TASK DESCRIPTION: Could you print every record below exactly as it appears?

═══ THE INPUT ═══

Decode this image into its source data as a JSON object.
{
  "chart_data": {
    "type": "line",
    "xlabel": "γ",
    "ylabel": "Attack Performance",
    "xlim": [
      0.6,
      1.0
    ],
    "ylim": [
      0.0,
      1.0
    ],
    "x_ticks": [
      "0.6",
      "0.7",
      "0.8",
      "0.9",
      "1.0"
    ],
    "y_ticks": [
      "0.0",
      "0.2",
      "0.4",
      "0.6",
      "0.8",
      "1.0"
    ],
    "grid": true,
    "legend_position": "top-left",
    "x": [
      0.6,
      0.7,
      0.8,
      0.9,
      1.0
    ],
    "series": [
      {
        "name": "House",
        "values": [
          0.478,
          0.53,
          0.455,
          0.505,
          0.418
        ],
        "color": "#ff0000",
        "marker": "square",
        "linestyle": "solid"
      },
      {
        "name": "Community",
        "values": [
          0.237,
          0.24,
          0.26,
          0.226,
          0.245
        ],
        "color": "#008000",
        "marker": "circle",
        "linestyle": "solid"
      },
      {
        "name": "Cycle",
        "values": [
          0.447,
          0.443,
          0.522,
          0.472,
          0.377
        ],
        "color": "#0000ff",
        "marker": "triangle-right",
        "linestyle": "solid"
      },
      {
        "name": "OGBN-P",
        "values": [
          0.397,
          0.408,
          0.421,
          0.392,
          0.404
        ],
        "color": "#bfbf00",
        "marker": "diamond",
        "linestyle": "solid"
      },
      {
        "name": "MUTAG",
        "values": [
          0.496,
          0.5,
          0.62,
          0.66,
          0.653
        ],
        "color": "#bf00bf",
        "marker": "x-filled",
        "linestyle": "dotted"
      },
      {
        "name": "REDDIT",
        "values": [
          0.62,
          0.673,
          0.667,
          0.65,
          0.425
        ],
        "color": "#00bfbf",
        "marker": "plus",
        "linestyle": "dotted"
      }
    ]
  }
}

═══

ANSWER FOR THE TASK:
Decode this image into its source data as a JSON object.
{
  "chart_data": {
    "type": "line",
    "xlabel": "γ",
    "ylabel": "Attack Performance",
    "xlim": [
      0.6,
      1.0
    ],
    "ylim": [
      0.0,
      1.0
    ],
    "x_ticks": [
      "0.6",
      "0.7",
      "0.8",
      "0.9",
      "1.0"
    ],
    "y_ticks": [
      "0.0",
      "0.2",
      "0.4",
      "0.6",
      "0.8",
      "1.0"
    ],
    "grid": true,
    "legend_position": "top-left",
    "x": [
      0.6,
      0.7,
      0.8,
      0.9,
      1.0
    ],
    "series": [
      {
        "name": "House",
        "values": [
          0.478,
          0.53,
          0.455,
          0.505,
          0.418
        ],
        "color": "#ff0000",
        "marker": "square",
        "linestyle": "solid"
      },
      {
        "name": "Community",
        "values": [
          0.237,
          0.24,
          0.26,
          0.226,
          0.245
        ],
        "color": "#008000",
        "marker": "circle",
        "linestyle": "solid"
      },
      {
        "name": "Cycle",
        "values": [
          0.447,
          0.443,
          0.522,
          0.472,
          0.377
        ],
        "color": "#0000ff",
        "marker": "triangle-right",
        "linestyle": "solid"
      },
      {
        "name": "OGBN-P",
        "values": [
          0.397,
          0.408,
          0.421,
          0.392,
          0.404
        ],
        "color": "#bfbf00",
        "marker": "diamond",
        "linestyle": "solid"
      },
      {
        "name": "MUTAG",
        "values": [
          0.496,
          0.5,
          0.62,
          0.66,
          0.653
        ],
        "color": "#bf00bf",
        "marker": "x-filled",
        "linestyle": "dotted"
      },
      {
        "name": "REDDIT",
        "values": [
          0.62,
          0.673,
          0.667,
          0.65,
          0.425
        ],
        "color": "#00bfbf",
        "marker": "plus",
        "linestyle": "dotted"
      }
    ]
  }
}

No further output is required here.